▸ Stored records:

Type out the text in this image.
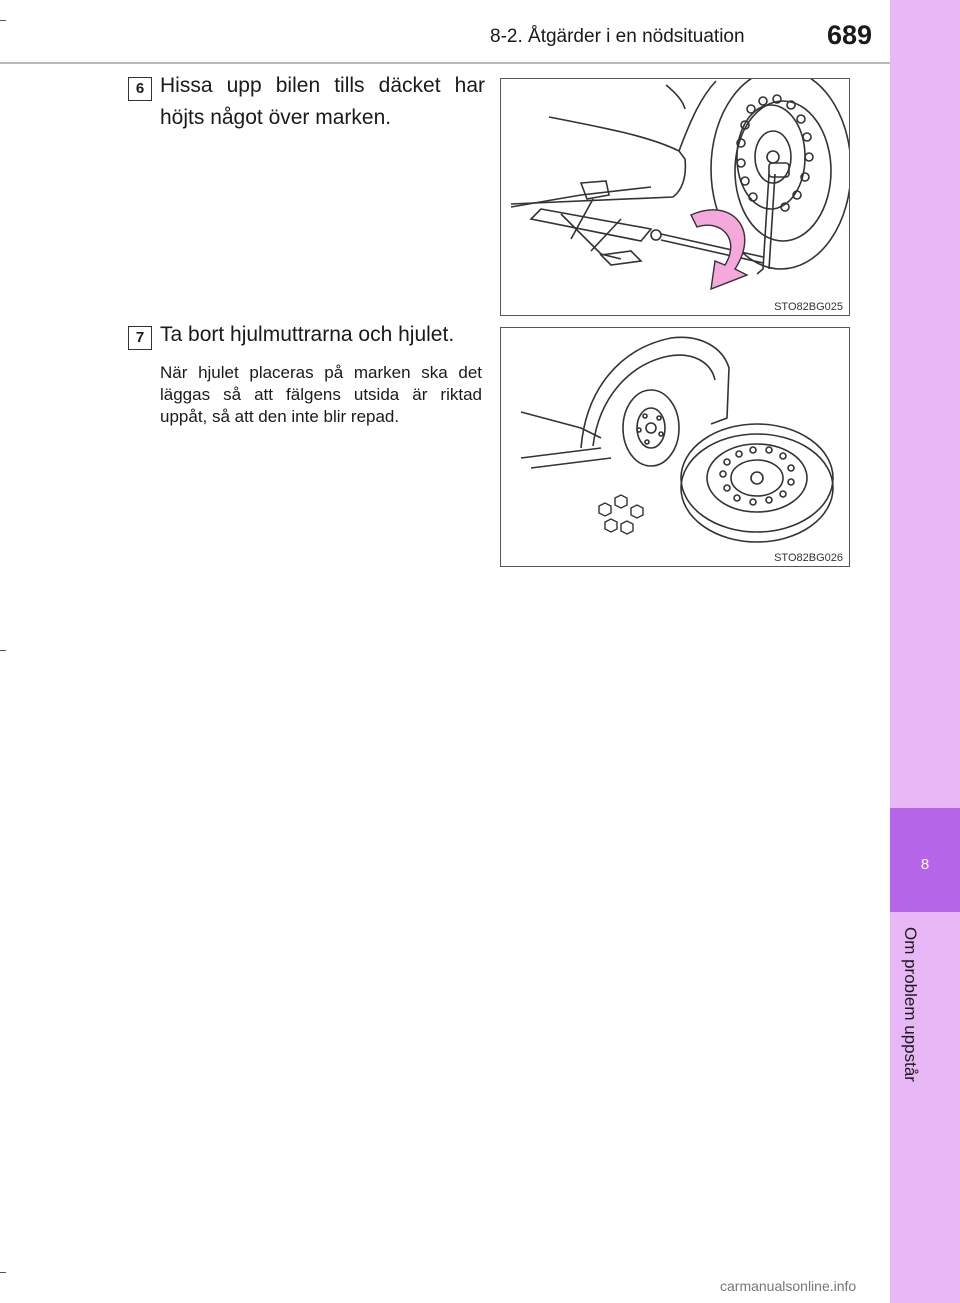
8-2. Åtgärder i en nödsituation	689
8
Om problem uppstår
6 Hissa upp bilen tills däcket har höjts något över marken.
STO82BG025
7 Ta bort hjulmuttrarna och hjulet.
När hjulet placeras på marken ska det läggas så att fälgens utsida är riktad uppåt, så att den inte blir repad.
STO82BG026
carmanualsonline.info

==

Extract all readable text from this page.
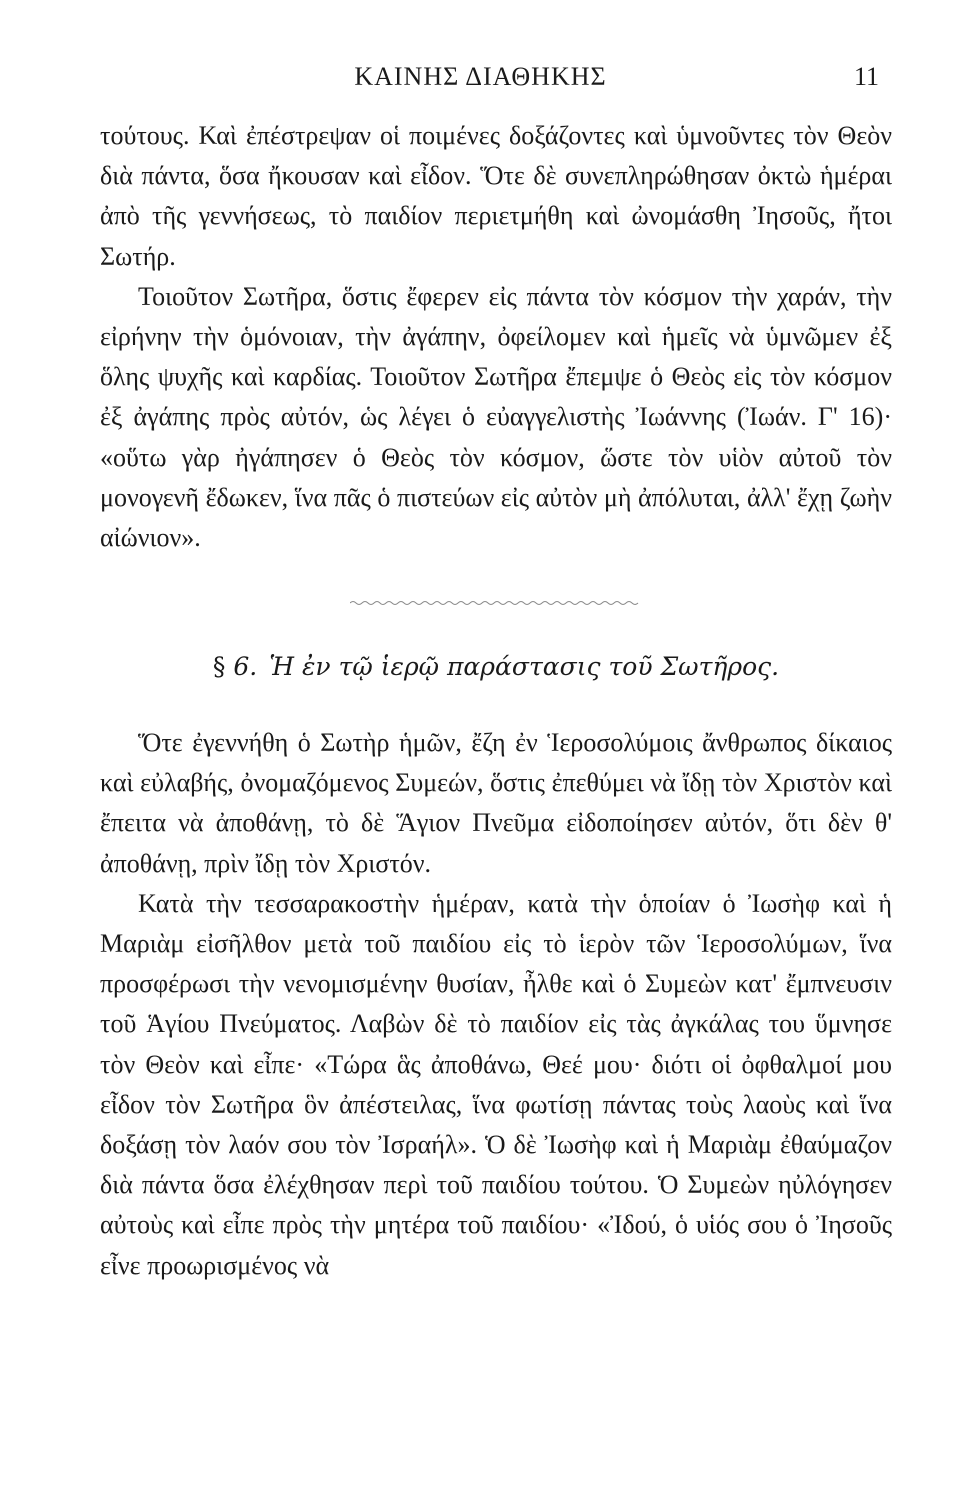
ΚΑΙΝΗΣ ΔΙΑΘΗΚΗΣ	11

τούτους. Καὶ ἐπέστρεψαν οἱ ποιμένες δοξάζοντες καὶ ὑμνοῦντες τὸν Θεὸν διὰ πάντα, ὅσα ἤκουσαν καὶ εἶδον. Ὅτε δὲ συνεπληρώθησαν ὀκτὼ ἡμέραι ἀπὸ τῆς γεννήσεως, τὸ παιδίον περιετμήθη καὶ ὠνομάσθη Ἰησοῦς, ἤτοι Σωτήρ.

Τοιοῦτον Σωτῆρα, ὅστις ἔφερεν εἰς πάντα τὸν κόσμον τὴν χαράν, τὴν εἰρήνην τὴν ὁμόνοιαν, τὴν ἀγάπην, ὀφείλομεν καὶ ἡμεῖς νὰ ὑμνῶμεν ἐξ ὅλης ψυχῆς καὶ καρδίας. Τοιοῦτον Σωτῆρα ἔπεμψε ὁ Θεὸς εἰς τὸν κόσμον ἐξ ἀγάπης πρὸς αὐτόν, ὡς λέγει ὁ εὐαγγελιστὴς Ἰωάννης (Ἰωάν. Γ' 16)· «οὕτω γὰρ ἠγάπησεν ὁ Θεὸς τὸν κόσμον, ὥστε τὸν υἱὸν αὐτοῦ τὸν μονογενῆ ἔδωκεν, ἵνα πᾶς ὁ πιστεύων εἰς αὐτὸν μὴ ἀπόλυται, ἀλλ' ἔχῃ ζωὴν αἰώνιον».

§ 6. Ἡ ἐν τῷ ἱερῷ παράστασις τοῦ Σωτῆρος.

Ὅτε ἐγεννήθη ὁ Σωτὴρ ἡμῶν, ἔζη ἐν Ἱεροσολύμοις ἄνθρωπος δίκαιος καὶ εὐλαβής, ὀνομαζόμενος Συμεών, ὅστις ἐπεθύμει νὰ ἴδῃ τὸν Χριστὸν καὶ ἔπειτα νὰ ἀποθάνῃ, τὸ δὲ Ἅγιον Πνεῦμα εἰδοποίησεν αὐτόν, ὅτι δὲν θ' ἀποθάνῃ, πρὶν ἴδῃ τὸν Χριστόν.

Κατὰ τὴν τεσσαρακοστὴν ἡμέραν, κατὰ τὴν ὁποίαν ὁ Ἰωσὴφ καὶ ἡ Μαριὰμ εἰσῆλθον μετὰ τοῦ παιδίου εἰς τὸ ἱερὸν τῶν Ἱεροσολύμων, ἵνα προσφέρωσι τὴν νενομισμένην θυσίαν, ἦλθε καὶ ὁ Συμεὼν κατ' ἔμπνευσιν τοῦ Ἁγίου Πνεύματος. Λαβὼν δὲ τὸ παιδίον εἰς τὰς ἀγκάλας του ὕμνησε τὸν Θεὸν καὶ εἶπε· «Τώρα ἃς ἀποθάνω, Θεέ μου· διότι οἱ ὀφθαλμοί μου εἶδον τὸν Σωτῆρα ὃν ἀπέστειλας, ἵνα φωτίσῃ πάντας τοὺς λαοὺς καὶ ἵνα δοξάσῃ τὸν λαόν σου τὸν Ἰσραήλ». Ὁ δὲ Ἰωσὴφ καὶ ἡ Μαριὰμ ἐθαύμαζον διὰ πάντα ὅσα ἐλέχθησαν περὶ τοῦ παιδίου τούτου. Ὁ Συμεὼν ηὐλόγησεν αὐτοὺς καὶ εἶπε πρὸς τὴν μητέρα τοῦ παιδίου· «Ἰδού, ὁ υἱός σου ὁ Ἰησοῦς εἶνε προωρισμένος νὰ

...

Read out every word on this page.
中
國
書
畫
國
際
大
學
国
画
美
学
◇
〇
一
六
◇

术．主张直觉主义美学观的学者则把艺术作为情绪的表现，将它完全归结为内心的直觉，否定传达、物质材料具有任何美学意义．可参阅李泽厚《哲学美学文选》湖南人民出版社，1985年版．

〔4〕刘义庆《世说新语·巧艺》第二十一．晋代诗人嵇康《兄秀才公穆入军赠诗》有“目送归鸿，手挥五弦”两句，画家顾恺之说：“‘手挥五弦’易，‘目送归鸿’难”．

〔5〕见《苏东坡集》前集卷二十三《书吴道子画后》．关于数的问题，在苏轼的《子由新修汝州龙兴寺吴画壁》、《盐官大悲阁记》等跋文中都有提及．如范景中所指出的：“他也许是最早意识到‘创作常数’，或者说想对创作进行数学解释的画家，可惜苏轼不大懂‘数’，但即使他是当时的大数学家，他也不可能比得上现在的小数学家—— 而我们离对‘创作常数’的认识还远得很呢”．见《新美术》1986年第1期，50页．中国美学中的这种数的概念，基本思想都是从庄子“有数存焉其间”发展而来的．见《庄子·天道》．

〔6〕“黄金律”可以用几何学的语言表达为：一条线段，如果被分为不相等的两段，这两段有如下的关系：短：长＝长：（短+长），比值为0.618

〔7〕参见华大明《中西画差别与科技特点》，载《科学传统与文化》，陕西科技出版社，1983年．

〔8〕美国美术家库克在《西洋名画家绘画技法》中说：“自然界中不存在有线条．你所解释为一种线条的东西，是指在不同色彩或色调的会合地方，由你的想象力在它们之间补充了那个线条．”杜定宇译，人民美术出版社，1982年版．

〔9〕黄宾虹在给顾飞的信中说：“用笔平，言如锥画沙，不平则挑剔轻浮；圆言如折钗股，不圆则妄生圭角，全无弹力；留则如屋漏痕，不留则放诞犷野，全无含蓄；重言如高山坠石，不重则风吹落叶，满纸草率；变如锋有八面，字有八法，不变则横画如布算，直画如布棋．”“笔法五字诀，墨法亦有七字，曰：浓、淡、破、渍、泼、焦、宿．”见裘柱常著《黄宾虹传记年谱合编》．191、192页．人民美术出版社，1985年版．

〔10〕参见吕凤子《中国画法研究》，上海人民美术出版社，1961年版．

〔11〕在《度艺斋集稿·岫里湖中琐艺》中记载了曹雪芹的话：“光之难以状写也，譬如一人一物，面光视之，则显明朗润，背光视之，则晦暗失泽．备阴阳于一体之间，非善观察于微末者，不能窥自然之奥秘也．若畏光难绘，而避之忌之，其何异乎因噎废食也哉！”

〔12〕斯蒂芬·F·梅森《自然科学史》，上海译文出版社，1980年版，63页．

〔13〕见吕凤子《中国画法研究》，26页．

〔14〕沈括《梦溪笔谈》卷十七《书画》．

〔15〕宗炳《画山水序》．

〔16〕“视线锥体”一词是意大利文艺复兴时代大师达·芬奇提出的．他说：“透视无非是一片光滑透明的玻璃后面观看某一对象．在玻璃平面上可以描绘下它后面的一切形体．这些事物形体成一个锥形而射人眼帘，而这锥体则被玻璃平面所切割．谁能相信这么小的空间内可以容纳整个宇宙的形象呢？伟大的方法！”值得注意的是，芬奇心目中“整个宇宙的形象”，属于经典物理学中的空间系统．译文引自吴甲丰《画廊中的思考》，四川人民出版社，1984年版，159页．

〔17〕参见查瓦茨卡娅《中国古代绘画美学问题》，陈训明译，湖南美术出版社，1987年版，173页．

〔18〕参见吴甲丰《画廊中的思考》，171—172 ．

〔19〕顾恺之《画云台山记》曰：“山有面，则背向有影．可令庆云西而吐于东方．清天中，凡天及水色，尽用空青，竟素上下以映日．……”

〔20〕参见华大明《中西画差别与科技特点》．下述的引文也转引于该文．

▸ Aim: Find out how many lines in the listing contain the string "画廊中的思考". Give the number alone.

▸ Response below: 2